● DIRECTIVE: Copy out all the data, word for word.

[Entries from a dataset]
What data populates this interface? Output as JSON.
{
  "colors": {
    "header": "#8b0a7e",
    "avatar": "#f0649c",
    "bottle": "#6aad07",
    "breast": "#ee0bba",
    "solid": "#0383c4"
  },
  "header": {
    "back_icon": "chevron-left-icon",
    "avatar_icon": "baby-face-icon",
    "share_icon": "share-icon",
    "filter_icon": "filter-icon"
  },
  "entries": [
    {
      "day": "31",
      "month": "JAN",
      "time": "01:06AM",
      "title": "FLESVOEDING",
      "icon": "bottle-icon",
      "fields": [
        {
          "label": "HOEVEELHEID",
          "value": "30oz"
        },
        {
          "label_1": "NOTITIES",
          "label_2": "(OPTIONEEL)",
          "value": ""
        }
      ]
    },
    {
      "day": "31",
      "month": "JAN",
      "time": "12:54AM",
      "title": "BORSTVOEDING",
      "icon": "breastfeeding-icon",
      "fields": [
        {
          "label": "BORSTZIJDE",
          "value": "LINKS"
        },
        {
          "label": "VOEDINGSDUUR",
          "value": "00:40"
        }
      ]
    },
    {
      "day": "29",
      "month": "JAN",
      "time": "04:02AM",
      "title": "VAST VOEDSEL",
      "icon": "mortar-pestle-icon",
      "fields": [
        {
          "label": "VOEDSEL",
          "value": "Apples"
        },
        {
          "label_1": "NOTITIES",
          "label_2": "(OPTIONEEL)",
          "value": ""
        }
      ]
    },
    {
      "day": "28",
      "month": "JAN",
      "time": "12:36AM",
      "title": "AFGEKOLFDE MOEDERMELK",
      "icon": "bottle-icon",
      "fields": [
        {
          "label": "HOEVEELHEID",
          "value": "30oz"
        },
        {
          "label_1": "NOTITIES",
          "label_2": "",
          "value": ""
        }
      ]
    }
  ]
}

● ANSWER FOR THIS EXERCISE:
What data populates this interface? Output as JSON.
{
  "colors": {
    "header": "#8b0a7e",
    "avatar": "#f0649c",
    "bottle": "#6aad07",
    "breast": "#ee0bba",
    "solid": "#0383c4"
  },
  "header": {
    "back_icon": "chevron-left-icon",
    "avatar_icon": "baby-face-icon",
    "share_icon": "share-icon",
    "filter_icon": "filter-icon"
  },
  "entries": [
    {
      "day": "31",
      "month": "JAN",
      "time": "01:06AM",
      "title": "FLESVOEDING",
      "icon": "bottle-icon",
      "fields": [
        {
          "label": "HOEVEELHEID",
          "value": "30oz"
        },
        {
          "label_1": "NOTITIES",
          "label_2": "(OPTIONEEL)",
          "value": ""
        }
      ]
    },
    {
      "day": "31",
      "month": "JAN",
      "time": "12:54AM",
      "title": "BORSTVOEDING",
      "icon": "breastfeeding-icon",
      "fields": [
        {
          "label": "BORSTZIJDE",
          "value": "LINKS"
        },
        {
          "label": "VOEDINGSDUUR",
          "value": "00:40"
        }
      ]
    },
    {
      "day": "29",
      "month": "JAN",
      "time": "04:02AM",
      "title": "VAST VOEDSEL",
      "icon": "mortar-pestle-icon",
      "fields": [
        {
          "label": "VOEDSEL",
          "value": "Apples"
        },
        {
          "label_1": "NOTITIES",
          "label_2": "(OPTIONEEL)",
          "value": ""
        }
      ]
    },
    {
      "day": "28",
      "month": "JAN",
      "time": "12:36AM",
      "title": "AFGEKOLFDE MOEDERMELK",
      "icon": "bottle-icon",
      "fields": [
        {
          "label": "HOEVEELHEID",
          "value": "30oz"
        },
        {
          "label_1": "NOTITIES",
          "label_2": "",
          "value": ""
        }
      ]
    }
  ]
}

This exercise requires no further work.